- **Selection**
-=-=-

Yes, the dates have been set for at least 3 months and she knew.


----------



## SeaBreeze (Mar 3, 2017)

debbie in seattle said:


> Yes, the dates have been set for at least 3 months and she knew.



That would settle it in my mind Debbie, just eliminate her part of your trip and remain on good terms with her.  Maybe a future visit together where she would travel to see you would be nice.  What does your daughter say?  I think she'd probably agree with the folks here.


----------



## Falcon (Mar 3, 2017)

KISS    Visit your daughter.  Your sister is too full of travel problems.


----------



## debbie in seattle (Mar 3, 2017)

Thanks everyone, what can I say to her so as to not start a big war?     I know what I'd like to say, but that'd be the end of our relationship.     She is the only family I have left besides my daughter and husband.


----------



## Butterfly (Mar 3, 2017)

I agree with cancelling the visit to your sis.

As to what to say, I'd just say it doesn't look like it is going to work out this this time and you won't be coming, and leave it there.  You don't owe her a complicated, emotional explanation.

Clearly, she doesn't care as much about your feelings as you do about hers.  IMHO, if they really cared about your visit, they'd alter their schedule to accommodate your visit, first off because they cared about spending time with you, and secondly, because you would be spending quite a bit of time, money and effort to come see her.


----------



## Kitties (Mar 3, 2017)

Actually it doesn't really sound like she has much interest in seeing you. E mail her and let her know, be nice and make sure she understands the problem is with you.


----------



## jujube (Mar 3, 2017)

I'm with the "skip the sis" school of thought.


----------



## RadishRose (Mar 3, 2017)

If telling the truth results in a big war and loss of the relationship and these results are not what you want to happen, I wouldn't be above telling a lie as to why you're not going.

Which is more important?

I tend to feel that, at this stage of our lives it might be better to tell the lie, spare the feelings and keep the relationship if you want it. It's not impossible but people our age don't change easily.

Say there is car trouble, some one feels too ill for the long trip-anything. Tell no one. I know it's dishonest but when you said "big war" it just feels like you already know what will happen if you're truthful and you don't want to lose her.


----------



## nvtribefan (Mar 3, 2017)

debbie in seattle said:


> Yes, the dates have been set for at least 3 months and she knew.



Well, if she agreed to your plans, then changed hers, I would just skip the visit to her this time.


----------



## Debby (Mar 3, 2017)

I would just say something like, "you know sis, it seems that we just got our plans a little out of kilter here, so why don't you just enjoy the holiday you planned and we'll enjoy the extra time with 'daughter' and maybe in a couple months we'll try it again".  You can add, "maybe second time is a charm and then we can have a nice unhurried visit".

-=-=-

(Layout element annotations)
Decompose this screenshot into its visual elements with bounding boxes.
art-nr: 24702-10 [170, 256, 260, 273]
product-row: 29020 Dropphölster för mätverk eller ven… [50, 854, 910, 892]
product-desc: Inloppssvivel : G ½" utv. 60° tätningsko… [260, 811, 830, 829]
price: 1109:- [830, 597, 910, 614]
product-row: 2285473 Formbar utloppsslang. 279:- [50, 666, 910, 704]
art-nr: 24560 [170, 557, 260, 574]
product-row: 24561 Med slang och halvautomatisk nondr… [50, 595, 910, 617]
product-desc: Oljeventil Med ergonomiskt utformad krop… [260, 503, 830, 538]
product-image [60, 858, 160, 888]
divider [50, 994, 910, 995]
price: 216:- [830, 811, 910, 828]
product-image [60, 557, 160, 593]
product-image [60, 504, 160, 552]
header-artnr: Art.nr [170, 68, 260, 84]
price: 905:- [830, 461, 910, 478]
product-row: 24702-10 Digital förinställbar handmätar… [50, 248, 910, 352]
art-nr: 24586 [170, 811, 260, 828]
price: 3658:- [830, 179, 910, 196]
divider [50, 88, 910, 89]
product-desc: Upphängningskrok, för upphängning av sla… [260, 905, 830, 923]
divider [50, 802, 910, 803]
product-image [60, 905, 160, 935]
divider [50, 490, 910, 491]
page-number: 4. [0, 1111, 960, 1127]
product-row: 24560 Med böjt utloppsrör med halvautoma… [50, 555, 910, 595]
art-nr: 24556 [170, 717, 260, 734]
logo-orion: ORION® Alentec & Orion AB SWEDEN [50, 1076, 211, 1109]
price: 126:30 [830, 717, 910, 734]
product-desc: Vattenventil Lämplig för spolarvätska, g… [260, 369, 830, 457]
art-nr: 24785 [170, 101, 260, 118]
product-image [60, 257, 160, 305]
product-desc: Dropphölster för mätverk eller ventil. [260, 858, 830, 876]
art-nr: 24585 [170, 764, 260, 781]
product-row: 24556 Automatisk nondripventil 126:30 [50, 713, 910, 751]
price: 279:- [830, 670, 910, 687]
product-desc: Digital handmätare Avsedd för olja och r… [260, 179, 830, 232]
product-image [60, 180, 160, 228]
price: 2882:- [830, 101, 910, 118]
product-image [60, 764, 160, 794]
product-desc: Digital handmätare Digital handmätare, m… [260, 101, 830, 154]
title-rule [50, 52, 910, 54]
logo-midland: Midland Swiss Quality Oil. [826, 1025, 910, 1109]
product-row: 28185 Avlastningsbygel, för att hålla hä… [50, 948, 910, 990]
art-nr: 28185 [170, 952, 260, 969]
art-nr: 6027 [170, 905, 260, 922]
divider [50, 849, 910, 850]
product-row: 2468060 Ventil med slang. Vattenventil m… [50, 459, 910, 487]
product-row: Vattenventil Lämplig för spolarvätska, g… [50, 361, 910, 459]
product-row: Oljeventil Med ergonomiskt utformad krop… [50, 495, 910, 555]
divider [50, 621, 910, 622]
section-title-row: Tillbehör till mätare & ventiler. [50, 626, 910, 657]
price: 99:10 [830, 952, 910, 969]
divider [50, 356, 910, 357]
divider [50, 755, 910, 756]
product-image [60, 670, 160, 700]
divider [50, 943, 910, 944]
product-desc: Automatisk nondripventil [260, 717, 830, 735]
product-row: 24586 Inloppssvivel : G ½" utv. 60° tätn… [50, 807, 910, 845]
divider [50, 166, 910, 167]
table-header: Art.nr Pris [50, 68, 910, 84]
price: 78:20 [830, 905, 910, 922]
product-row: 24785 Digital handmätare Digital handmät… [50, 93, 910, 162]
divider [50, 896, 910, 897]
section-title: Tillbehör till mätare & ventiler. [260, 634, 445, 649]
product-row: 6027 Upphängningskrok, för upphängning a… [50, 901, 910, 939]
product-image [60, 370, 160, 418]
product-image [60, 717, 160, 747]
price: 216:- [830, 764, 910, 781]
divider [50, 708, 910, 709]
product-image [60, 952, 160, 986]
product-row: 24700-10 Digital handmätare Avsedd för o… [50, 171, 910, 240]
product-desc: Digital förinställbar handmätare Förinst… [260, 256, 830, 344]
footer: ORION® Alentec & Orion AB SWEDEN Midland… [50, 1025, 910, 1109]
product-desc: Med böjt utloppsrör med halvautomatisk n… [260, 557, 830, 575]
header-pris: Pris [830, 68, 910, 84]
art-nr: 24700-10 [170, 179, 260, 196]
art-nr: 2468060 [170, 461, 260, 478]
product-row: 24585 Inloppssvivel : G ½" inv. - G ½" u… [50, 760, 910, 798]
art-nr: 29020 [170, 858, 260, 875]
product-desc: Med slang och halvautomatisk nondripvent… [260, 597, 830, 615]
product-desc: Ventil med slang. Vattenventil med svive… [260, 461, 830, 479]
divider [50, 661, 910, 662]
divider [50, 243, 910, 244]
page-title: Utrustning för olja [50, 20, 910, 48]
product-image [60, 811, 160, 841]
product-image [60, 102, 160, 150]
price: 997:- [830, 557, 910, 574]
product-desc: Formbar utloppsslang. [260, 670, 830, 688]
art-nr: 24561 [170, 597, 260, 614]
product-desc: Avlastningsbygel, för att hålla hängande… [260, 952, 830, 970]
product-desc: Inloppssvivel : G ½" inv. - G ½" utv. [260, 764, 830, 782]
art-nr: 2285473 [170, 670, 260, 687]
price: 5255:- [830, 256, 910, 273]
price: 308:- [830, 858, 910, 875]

-=-=-

- **Set task**
Copy the forum thread between "If telling the" and "is more important?", inclusive, swapping "relationship" for "friendship".

- **Answer for the task**
If telling the truth results in a big war and loss of the friendship and these results are not what you want to happen, I wouldn't be above telling a lie as to why you're not going.

Which is more important?